List all the lines in these records that hold "time".

-----

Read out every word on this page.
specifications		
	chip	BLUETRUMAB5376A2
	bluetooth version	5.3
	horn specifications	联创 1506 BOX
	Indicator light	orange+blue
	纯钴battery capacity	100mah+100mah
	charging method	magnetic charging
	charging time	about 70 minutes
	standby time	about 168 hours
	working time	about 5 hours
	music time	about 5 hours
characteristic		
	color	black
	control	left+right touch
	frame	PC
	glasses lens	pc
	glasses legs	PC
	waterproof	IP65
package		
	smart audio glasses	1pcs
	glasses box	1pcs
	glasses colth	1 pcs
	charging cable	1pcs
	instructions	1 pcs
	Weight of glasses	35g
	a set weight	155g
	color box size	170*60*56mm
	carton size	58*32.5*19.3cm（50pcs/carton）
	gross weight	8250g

-----

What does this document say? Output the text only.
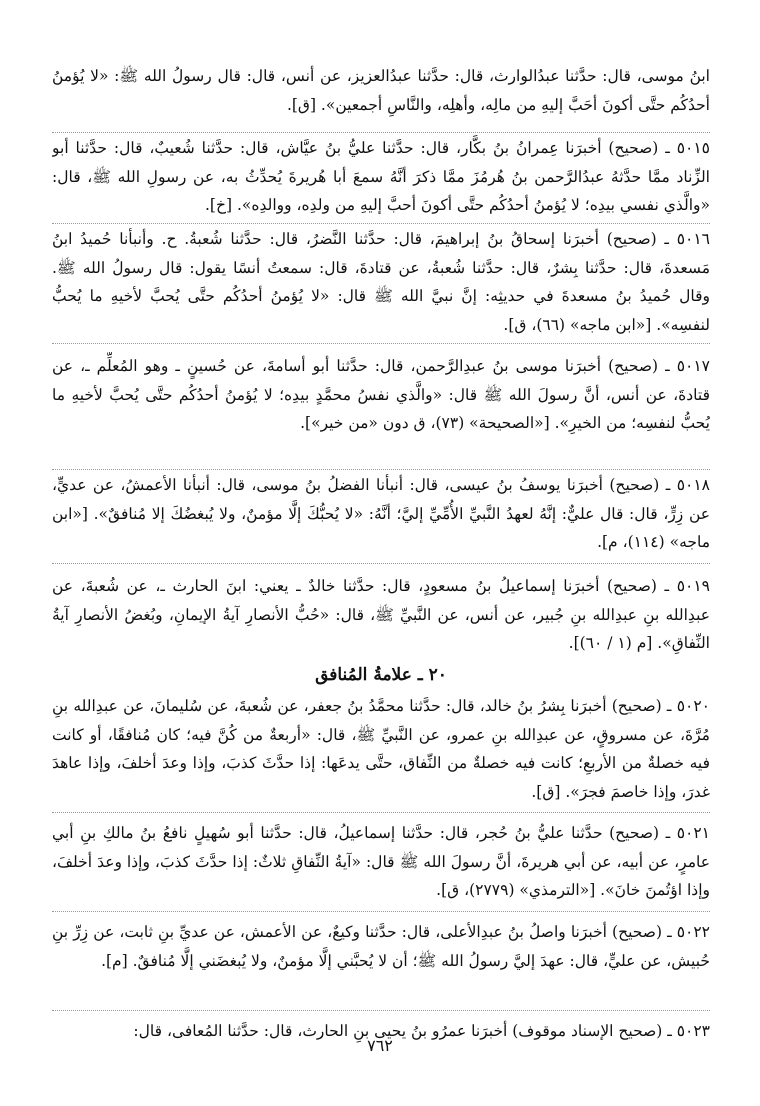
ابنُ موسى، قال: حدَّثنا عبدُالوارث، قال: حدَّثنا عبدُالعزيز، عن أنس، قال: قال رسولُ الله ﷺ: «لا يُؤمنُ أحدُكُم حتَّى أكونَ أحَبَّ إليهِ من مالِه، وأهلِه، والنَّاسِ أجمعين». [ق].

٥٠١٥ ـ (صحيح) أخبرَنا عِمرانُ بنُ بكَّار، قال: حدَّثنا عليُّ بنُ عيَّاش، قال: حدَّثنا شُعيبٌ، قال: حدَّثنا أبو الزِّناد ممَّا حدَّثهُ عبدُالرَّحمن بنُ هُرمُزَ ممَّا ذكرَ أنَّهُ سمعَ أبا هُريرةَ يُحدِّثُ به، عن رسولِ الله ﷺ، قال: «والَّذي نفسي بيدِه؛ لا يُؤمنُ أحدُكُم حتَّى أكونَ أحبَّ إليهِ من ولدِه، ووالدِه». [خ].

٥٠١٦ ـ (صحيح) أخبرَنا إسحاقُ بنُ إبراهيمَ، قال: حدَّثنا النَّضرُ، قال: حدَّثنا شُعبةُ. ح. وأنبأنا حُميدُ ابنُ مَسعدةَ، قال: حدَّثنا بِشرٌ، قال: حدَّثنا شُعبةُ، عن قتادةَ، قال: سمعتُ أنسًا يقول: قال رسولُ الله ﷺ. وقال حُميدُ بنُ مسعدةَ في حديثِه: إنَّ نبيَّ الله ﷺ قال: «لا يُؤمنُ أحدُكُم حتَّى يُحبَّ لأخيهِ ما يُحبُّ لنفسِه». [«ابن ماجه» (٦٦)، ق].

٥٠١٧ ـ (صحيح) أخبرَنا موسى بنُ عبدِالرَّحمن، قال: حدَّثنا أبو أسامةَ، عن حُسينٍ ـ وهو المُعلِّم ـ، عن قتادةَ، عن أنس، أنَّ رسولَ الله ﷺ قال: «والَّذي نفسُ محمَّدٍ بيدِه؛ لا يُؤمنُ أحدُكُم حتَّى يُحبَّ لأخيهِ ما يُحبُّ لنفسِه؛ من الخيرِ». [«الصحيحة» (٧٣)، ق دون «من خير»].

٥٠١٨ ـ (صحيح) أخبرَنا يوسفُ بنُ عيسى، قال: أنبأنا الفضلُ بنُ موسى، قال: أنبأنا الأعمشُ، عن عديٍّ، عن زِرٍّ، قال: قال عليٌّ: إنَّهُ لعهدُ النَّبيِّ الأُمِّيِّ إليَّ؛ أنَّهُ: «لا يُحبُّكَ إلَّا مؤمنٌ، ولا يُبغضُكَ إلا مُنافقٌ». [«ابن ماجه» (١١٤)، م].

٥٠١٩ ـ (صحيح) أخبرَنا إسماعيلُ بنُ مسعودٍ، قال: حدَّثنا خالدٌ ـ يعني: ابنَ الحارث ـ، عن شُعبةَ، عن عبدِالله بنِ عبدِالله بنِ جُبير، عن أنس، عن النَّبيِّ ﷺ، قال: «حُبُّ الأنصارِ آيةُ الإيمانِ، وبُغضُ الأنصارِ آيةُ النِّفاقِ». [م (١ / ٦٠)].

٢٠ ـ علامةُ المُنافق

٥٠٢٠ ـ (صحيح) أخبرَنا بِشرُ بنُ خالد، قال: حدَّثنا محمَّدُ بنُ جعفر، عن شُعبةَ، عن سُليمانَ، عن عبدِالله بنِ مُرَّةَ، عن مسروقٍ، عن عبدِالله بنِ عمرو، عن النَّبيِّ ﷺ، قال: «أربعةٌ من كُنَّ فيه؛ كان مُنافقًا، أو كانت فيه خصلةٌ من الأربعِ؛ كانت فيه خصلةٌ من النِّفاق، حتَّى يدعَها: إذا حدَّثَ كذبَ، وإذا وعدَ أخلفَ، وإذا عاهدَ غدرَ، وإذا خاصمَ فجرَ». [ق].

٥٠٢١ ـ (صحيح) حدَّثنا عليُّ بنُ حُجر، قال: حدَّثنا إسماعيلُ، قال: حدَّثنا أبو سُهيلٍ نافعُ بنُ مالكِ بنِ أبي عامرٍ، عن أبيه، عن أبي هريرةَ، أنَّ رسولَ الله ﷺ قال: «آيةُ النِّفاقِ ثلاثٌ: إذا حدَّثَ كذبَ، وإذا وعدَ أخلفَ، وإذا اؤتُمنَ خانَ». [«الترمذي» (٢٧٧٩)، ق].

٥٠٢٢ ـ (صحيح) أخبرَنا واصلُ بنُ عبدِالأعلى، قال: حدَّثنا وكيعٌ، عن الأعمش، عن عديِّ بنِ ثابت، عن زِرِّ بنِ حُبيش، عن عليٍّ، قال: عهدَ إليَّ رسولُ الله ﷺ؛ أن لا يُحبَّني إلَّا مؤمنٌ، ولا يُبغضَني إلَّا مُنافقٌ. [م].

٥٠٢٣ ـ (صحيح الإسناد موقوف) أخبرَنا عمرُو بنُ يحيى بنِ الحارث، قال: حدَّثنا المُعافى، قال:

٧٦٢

-----

■ Written solution
	charging time	about 70 minutes
	standby time	about 168 hours
	working time	about 5 hours
	music time	about 5 hours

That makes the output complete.